▶ EXERCISE GOAL
Give the data below again exactly as written, without its pictures.
· · ·
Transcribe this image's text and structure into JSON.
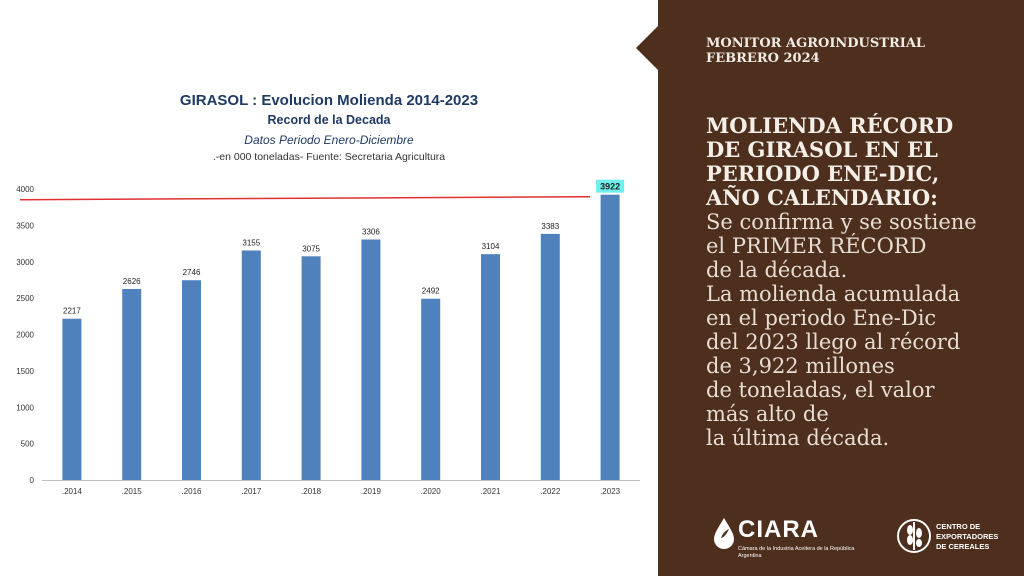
{
  "chart_data": {
    "type": "bar",
    "title": "GIRASOL : Evolucion  Molienda 2014-2023",
    "subtitle": "Record de la Decada",
    "period": "Datos Periodo  Enero-Diciembre",
    "unit_note": ".-en 000 toneladas- Fuente: Secretaria Agricultura",
    "categories": [
      ".2014",
      ".2015",
      ".2016",
      ".2017",
      ".2018",
      ".2019",
      ".2020",
      ".2021",
      ".2022",
      ".2023"
    ],
    "values": [
      2217,
      2626,
      2746,
      3155,
      3075,
      3306,
      2492,
      3104,
      3383,
      3922
    ],
    "ylim": [
      0,
      4000
    ],
    "yticks": [
      0,
      500,
      1000,
      1500,
      2000,
      2500,
      3000,
      3500,
      4000
    ],
    "reference_line": 3880,
    "highlight_category": ".2023",
    "bar_color": "#4f81bd",
    "reference_line_color": "#e03030",
    "highlight_label_color": "#6ff0ee",
    "grid": false
  },
  "side": {
    "kicker_line1": "MONITOR AGROINDUSTRIAL",
    "kicker_line2": "FEBRERO 2024",
    "headline_lines": [
      "MOLIENDA RÉCORD",
      "DE GIRASOL EN EL",
      "PERIODO ENE-DIC,",
      "AÑO CALENDARIO:"
    ],
    "body_lines": [
      "Se confirma y se sostiene",
      "el PRIMER RÉCORD",
      "de la década.",
      "La molienda acumulada",
      "en el periodo Ene-Dic",
      "del 2023 llego al récord",
      "de 3,922 millones",
      "de toneladas, el valor",
      "más alto de",
      "la última década."
    ]
  },
  "logos": {
    "ciara_name": "CIARA",
    "ciara_caption": "Cámara de la Industria Aceitera de la República Argentina",
    "cec_line1": "CENTRO DE",
    "cec_line2": "EXPORTADORES",
    "cec_line3": "DE CEREALES"
  }
}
· · ·
▶ FINISHED TASK
Transcribe this image's text and structure into JSON.
{
  "chart_data": {
    "type": "bar",
    "title": "GIRASOL : Evolucion  Molienda 2014-2023",
    "subtitle": "Record de la Decada",
    "period": "Datos Periodo  Enero-Diciembre",
    "unit_note": ".-en 000 toneladas- Fuente: Secretaria Agricultura",
    "categories": [
      ".2014",
      ".2015",
      ".2016",
      ".2017",
      ".2018",
      ".2019",
      ".2020",
      ".2021",
      ".2022",
      ".2023"
    ],
    "values": [
      2217,
      2626,
      2746,
      3155,
      3075,
      3306,
      2492,
      3104,
      3383,
      3922
    ],
    "ylim": [
      0,
      4000
    ],
    "yticks": [
      0,
      500,
      1000,
      1500,
      2000,
      2500,
      3000,
      3500,
      4000
    ],
    "reference_line": 3880,
    "highlight_category": ".2023",
    "bar_color": "#4f81bd",
    "reference_line_color": "#e03030",
    "highlight_label_color": "#6ff0ee",
    "grid": false
  },
  "side": {
    "kicker_line1": "MONITOR AGROINDUSTRIAL",
    "kicker_line2": "FEBRERO 2024",
    "headline_lines": [
      "MOLIENDA RÉCORD",
      "DE GIRASOL EN EL",
      "PERIODO ENE-DIC,",
      "AÑO CALENDARIO:"
    ],
    "body_lines": [
      "Se confirma y se sostiene",
      "el PRIMER RÉCORD",
      "de la década.",
      "La molienda acumulada",
      "en el periodo Ene-Dic",
      "del 2023 llego al récord",
      "de 3,922 millones",
      "de toneladas, el valor",
      "más alto de",
      "la última década."
    ]
  },
  "logos": {
    "ciara_name": "CIARA",
    "ciara_caption": "Cámara de la Industria Aceitera de la República Argentina",
    "cec_line1": "CENTRO DE",
    "cec_line2": "EXPORTADORES",
    "cec_line3": "DE CEREALES"
  }
}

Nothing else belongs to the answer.